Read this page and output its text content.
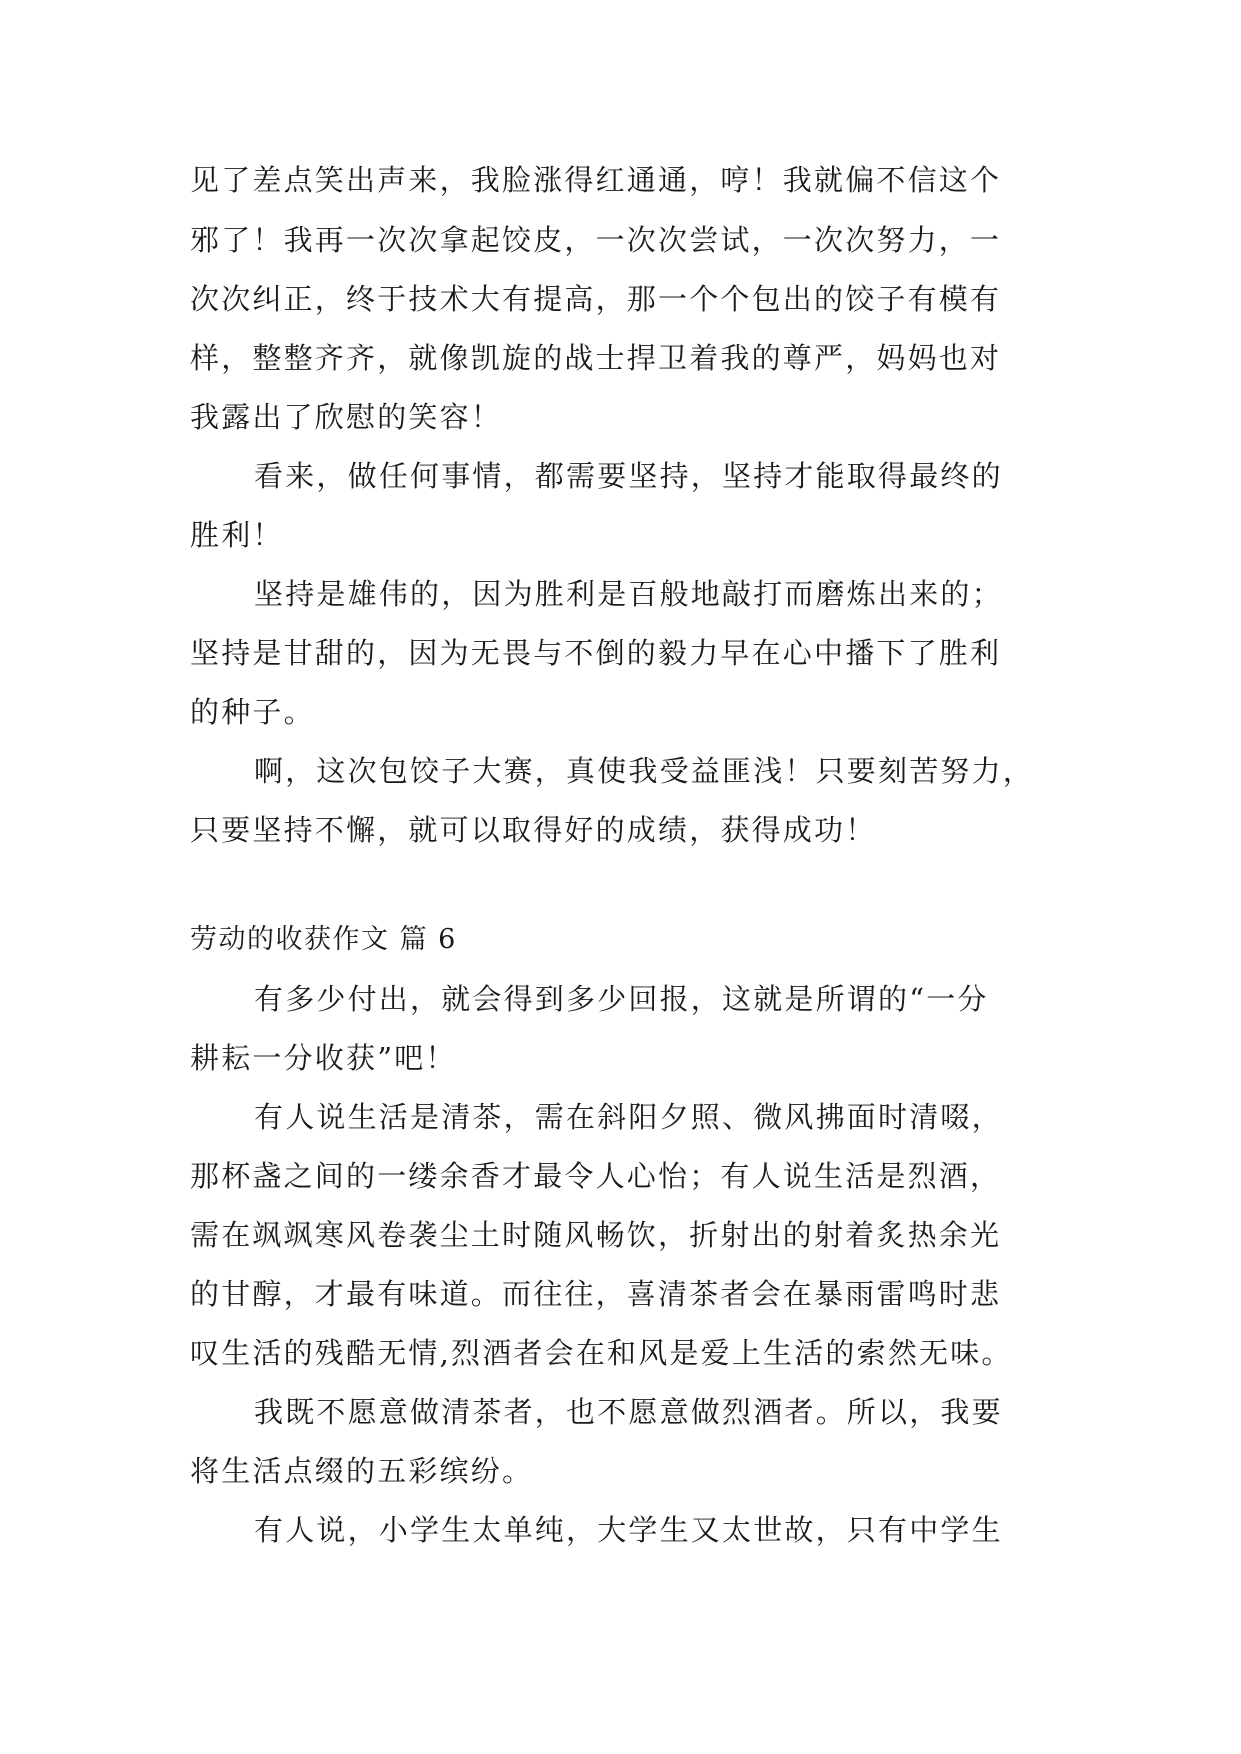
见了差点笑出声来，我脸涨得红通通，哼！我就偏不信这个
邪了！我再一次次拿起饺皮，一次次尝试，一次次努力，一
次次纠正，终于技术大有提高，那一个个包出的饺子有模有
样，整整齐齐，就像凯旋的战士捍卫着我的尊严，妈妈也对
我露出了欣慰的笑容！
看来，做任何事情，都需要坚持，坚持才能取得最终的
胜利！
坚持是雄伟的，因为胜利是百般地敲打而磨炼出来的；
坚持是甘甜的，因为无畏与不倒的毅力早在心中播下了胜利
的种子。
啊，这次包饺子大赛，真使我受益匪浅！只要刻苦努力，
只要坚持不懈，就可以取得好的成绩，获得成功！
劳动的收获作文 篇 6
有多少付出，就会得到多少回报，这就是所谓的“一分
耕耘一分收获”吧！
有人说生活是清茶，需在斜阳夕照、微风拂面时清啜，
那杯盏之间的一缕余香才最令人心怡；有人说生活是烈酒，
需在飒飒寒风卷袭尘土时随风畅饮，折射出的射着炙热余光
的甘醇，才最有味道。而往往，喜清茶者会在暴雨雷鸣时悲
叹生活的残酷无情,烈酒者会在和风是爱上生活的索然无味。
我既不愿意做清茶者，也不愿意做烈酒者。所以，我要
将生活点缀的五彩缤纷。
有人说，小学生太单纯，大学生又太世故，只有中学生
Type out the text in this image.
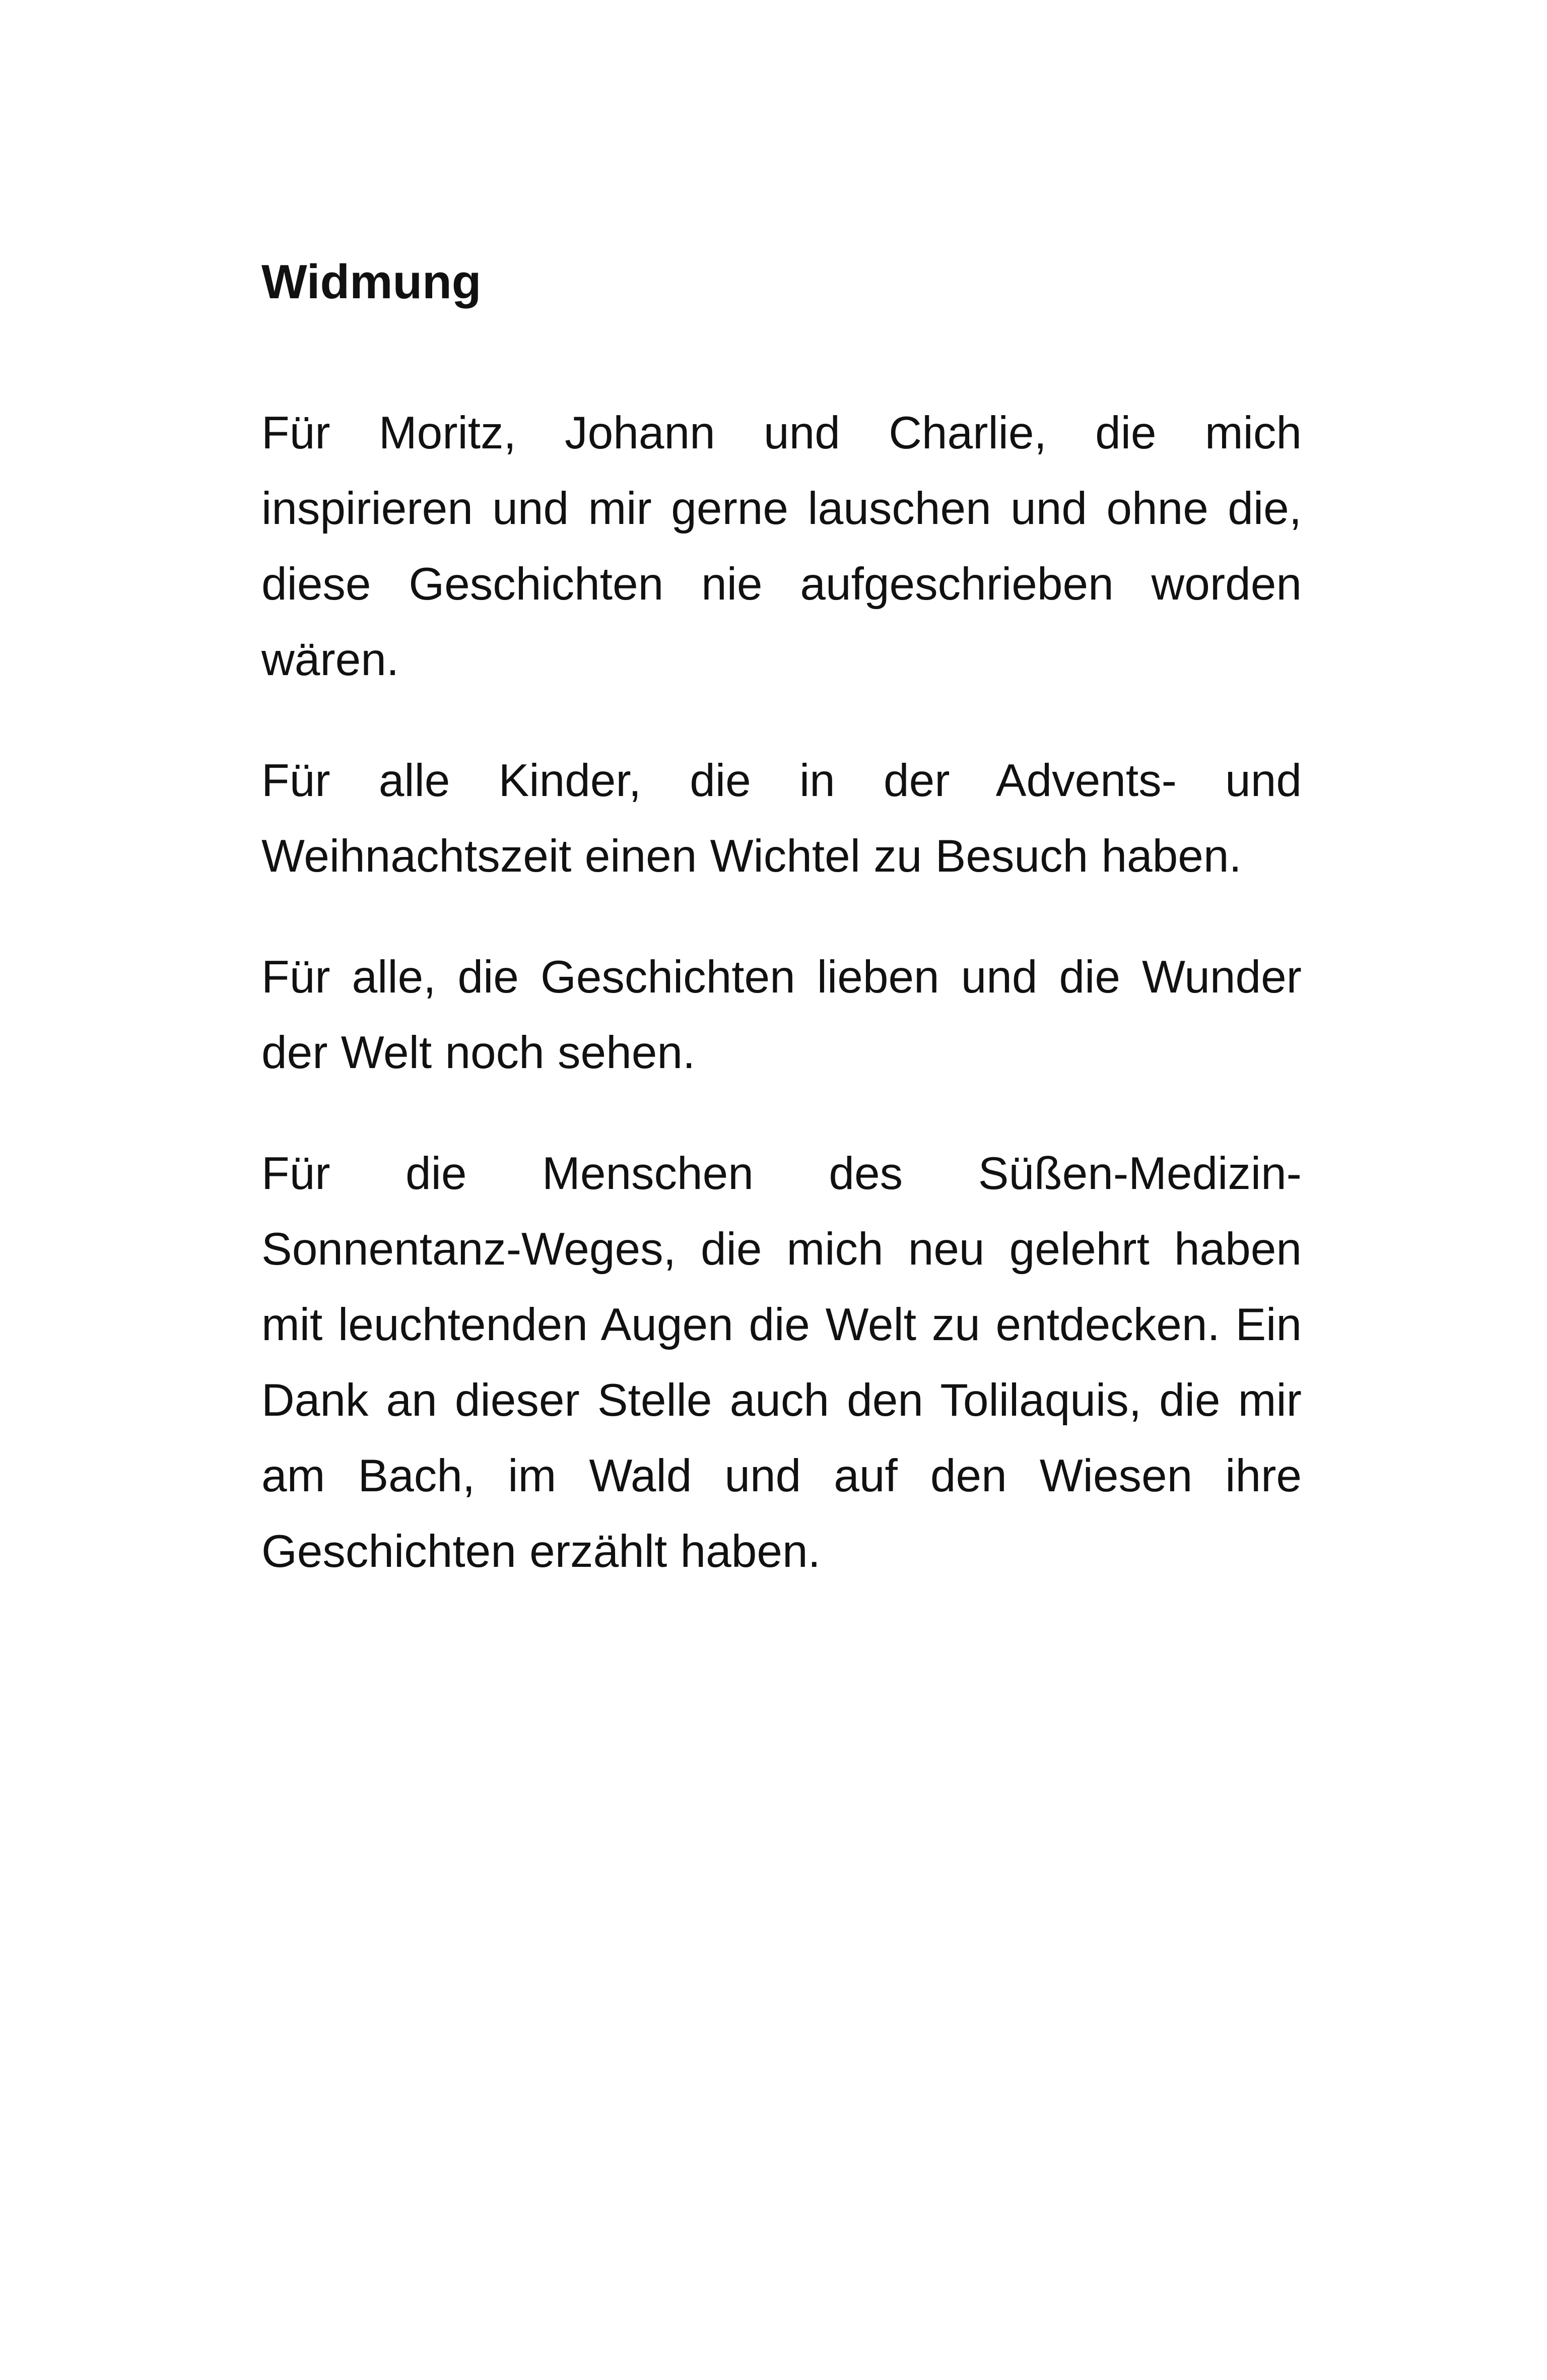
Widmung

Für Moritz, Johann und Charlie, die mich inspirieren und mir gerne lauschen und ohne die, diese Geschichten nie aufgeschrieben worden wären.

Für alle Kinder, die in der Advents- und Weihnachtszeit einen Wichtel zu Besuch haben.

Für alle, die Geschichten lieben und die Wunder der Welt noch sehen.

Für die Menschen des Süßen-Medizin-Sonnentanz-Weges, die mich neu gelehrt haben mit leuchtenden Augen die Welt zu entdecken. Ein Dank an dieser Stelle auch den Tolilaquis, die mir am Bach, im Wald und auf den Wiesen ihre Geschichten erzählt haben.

----------

== What is expected ==
Leave the images out, please, and restate each line word for word.

== The reply ==
Read this page and output its text content.
见了差点笑出声来，我脸涨得红通通，哼！我就偏不信这个
邪了！我再一次次拿起饺皮，一次次尝试，一次次努力，一
次次纠正，终于技术大有提高，那一个个包出的饺子有模有
样，整整齐齐，就像凯旋的战士捍卫着我的尊严，妈妈也对
我露出了欣慰的笑容！
看来，做任何事情，都需要坚持，坚持才能取得最终的
胜利！
坚持是雄伟的，因为胜利是百般地敲打而磨炼出来的；
坚持是甘甜的，因为无畏与不倒的毅力早在心中播下了胜利
的种子。
啊，这次包饺子大赛，真使我受益匪浅！只要刻苦努力，
只要坚持不懈，就可以取得好的成绩，获得成功！
劳动的收获作文 篇 6
有多少付出，就会得到多少回报，这就是所谓的“一分
耕耘一分收获”吧！
有人说生活是清茶，需在斜阳夕照、微风拂面时清啜，
那杯盏之间的一缕余香才最令人心怡；有人说生活是烈酒，
需在飒飒寒风卷袭尘土时随风畅饮，折射出的射着炙热余光
的甘醇，才最有味道。而往往，喜清茶者会在暴雨雷鸣时悲
叹生活的残酷无情,烈酒者会在和风是爱上生活的索然无味。
我既不愿意做清茶者，也不愿意做烈酒者。所以，我要
将生活点缀的五彩缤纷。
有人说，小学生太单纯，大学生又太世故，只有中学生
Type out the text in this image.
Widmung

Für Moritz, Johann und Charlie, die mich inspirieren und mir gerne lauschen und ohne die, diese Geschichten nie aufgeschrieben worden wären.

Für alle Kinder, die in der Advents- und Weihnachtszeit einen Wichtel zu Besuch haben.

Für alle, die Geschichten lieben und die Wunder der Welt noch sehen.

Für die Menschen des Süßen-Medizin-Sonnentanz-Weges, die mich neu gelehrt haben mit leuchtenden Augen die Welt zu entdecken. Ein Dank an dieser Stelle auch den Tolilaquis, die mir am Bach, im Wald und auf den Wiesen ihre Geschichten erzählt haben.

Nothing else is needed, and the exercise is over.